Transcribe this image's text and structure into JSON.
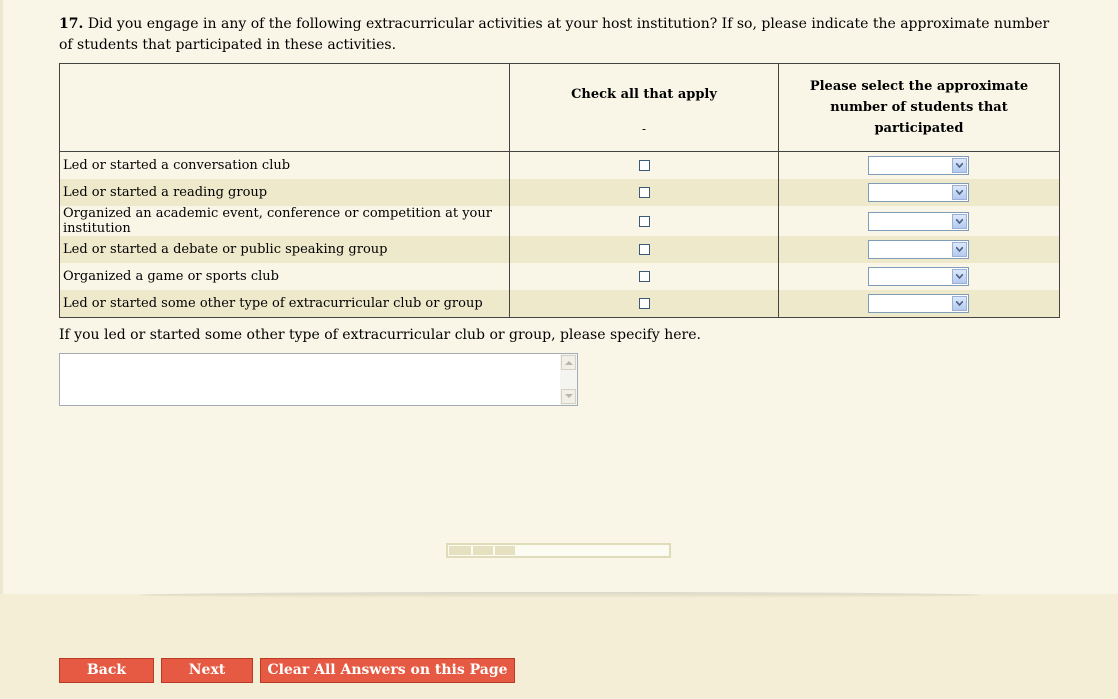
{
  "question": {
    "number": "17.",
    "text": "Did you engage in any of the following extracurricular activities at your host institution? If so, please indicate the approximate number of students that participated in these activities."
  },
  "table": {
    "header_check": "Check all that apply",
    "header_dash": "-",
    "header_count": "Please select the approximate number of students that participated",
    "rows": [
      {
        "label": "Led or started a conversation club",
        "selected": ""
      },
      {
        "label": "Led or started a reading group",
        "selected": ""
      },
      {
        "label": "Organized an academic event, conference or competition at your institution",
        "selected": ""
      },
      {
        "label": "Led or started a debate or public speaking group",
        "selected": ""
      },
      {
        "label": "Organized a game or sports club",
        "selected": ""
      },
      {
        "label": "Led or started some other type of extracurricular club or group",
        "selected": ""
      }
    ]
  },
  "specify": {
    "label": "If you led or started some other type of extracurricular club or group, please specify here.",
    "value": ""
  },
  "progress": {
    "fraction": 0.3
  },
  "buttons": {
    "back": "Back",
    "next": "Next",
    "clear": "Clear All Answers on this Page"
  },
  "colors": {
    "button_bg": "#e65a43",
    "row_alt": "#efe9cb",
    "page_bg": "#f9f6e8"
  }
}
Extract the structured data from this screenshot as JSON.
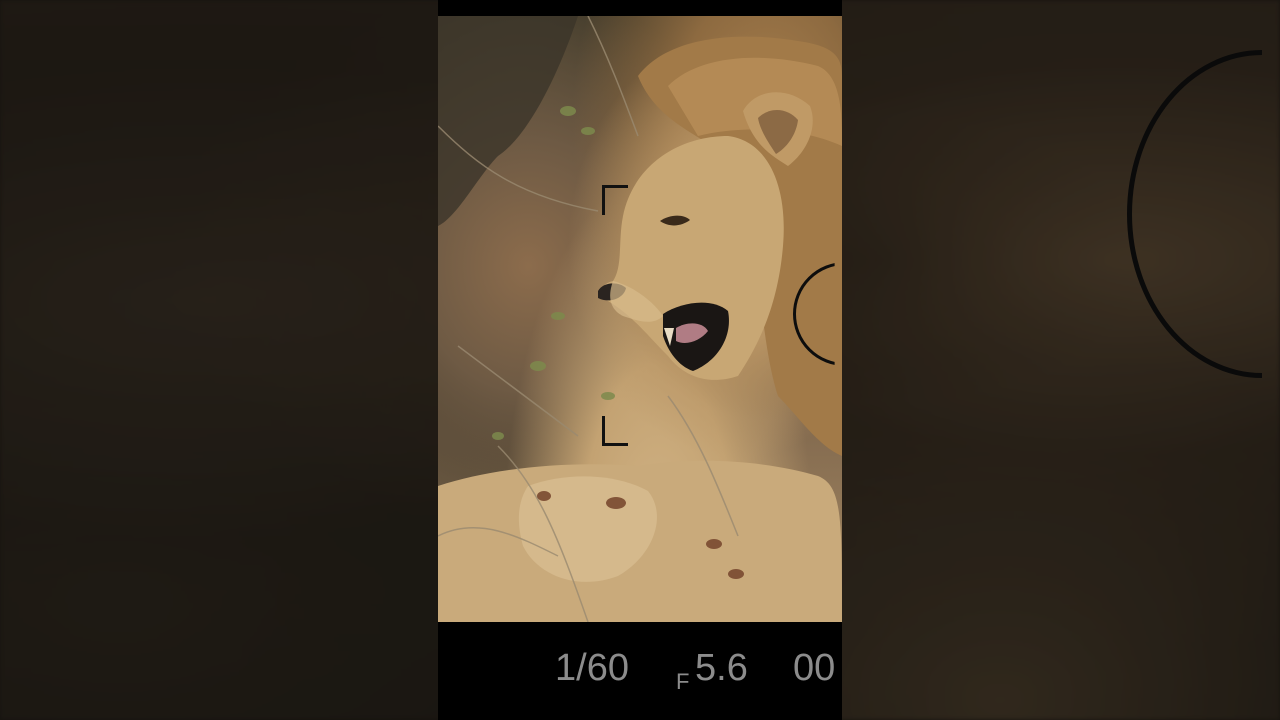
{
  "viewfinder": {
    "shutter_speed": "1/60",
    "aperture_prefix": "F",
    "aperture_value": "5.6",
    "exposure_comp": "00"
  },
  "colors": {
    "readout_text": "#8c8c8c",
    "frame_bg": "#000000"
  },
  "icons": {
    "focus_bracket": "focus-bracket-icon",
    "focus_circle": "focus-circle-icon"
  }
}
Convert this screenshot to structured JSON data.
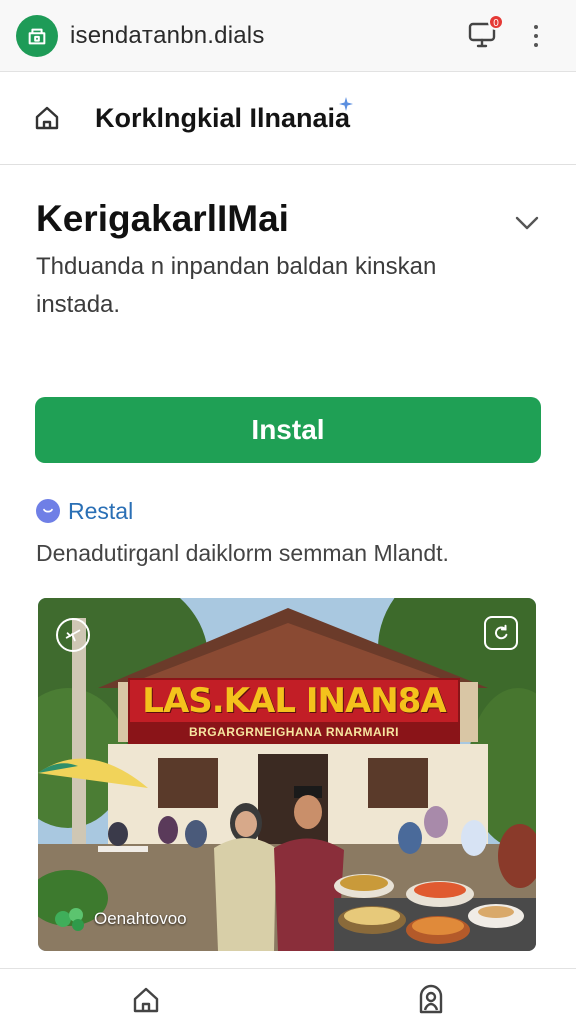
{
  "topbar": {
    "title": "isendaтanbn.dials",
    "notification_count": "0",
    "app_icon": "store-icon",
    "notification_icon": "monitor-alert-icon",
    "menu_icon": "more-vert-icon"
  },
  "subheader": {
    "title": "Korklngkial Ilnanaia",
    "home_icon": "home-icon"
  },
  "content": {
    "title": "KerigakarlIMai",
    "description": "Thduanda n inpandan baldan kinskan instada.",
    "install_label": "Instal",
    "status_label": "Restal",
    "subtext": "Denadutirganl daiklorm semman Mlandt."
  },
  "photo": {
    "banner_main": "LAS.KAL INAN8A",
    "banner_sub": "BRGARGRNEIGHANA RNARMAIRI",
    "caption": "Oenahtovoo"
  },
  "colors": {
    "brand_green": "#1fa055",
    "status_blue": "#2a6fb5",
    "badge_red": "#e53935"
  },
  "bottom_nav": {
    "items": [
      {
        "icon": "home-icon"
      },
      {
        "icon": "profile-icon"
      }
    ]
  }
}
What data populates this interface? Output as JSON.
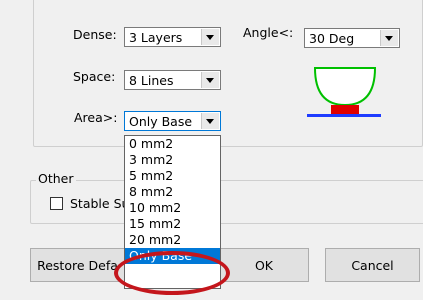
{
  "settings": {
    "dense": {
      "label": "Dense:",
      "value": "3 Layers"
    },
    "angle": {
      "label": "Angle<:",
      "value": "30 Deg"
    },
    "space": {
      "label": "Space:",
      "value": "8 Lines"
    },
    "area": {
      "label": "Area>:",
      "value": "Only Base"
    }
  },
  "area_dropdown": {
    "options": [
      "0 mm2",
      "3 mm2",
      "5 mm2",
      "8 mm2",
      "10 mm2",
      "15 mm2",
      "20 mm2",
      "Only Base"
    ],
    "selected_index": 7
  },
  "other": {
    "title": "Other",
    "stable_support": {
      "label": "Stable Su",
      "checked": false
    }
  },
  "buttons": {
    "restore": "Restore Defa",
    "ok": "OK",
    "cancel": "Cancel"
  },
  "colors": {
    "preview_support": "#00c000",
    "preview_base": "#e00000",
    "preview_plate": "#1e3cff",
    "annotation": "#c4161c",
    "selection": "#0078d7"
  }
}
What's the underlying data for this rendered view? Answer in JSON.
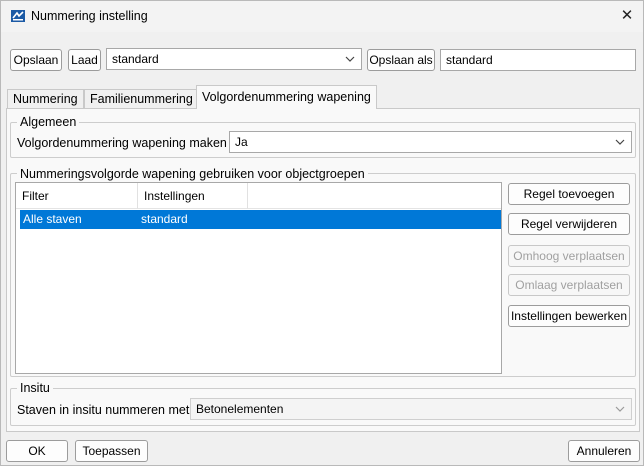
{
  "window": {
    "title": "Nummering instelling"
  },
  "toolbar": {
    "save_label": "Opslaan",
    "load_label": "Laad",
    "preset_value": "standard",
    "save_as_label": "Opslaan als",
    "save_as_value": "standard"
  },
  "tabs": [
    {
      "label": "Nummering",
      "active": false
    },
    {
      "label": "Familienummering",
      "active": false
    },
    {
      "label": "Volgordenummering wapening",
      "active": true
    }
  ],
  "general": {
    "title": "Algemeen",
    "make_label": "Volgordenummering wapening maken",
    "make_value": "Ja"
  },
  "order": {
    "title": "Nummeringsvolgorde wapening gebruiken voor objectgroepen",
    "columns": [
      "Filter",
      "Instellingen"
    ],
    "rows": [
      {
        "filter": "Alle staven",
        "settings": "standard",
        "selected": true
      }
    ],
    "add_rule": "Regel toevoegen",
    "remove_rule": "Regel verwijderen",
    "move_up": "Omhoog verplaatsen",
    "move_down": "Omlaag verplaatsen",
    "edit_settings": "Instellingen bewerken"
  },
  "insitu": {
    "title": "Insitu",
    "label": "Staven in insitu nummeren met",
    "value": "Betonelementen"
  },
  "footer": {
    "ok": "OK",
    "apply": "Toepassen",
    "cancel": "Annuleren"
  },
  "colors": {
    "selection": "#0078d7",
    "background": "#f0f0f0"
  }
}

→ **TASK PROMPT**
Identify the lines that contain the string "focus", and copy every one of them.

→ **RESULT**
    "focus_bracket": "focus-bracket-icon",
    "focus_circle": "focus-circle-icon"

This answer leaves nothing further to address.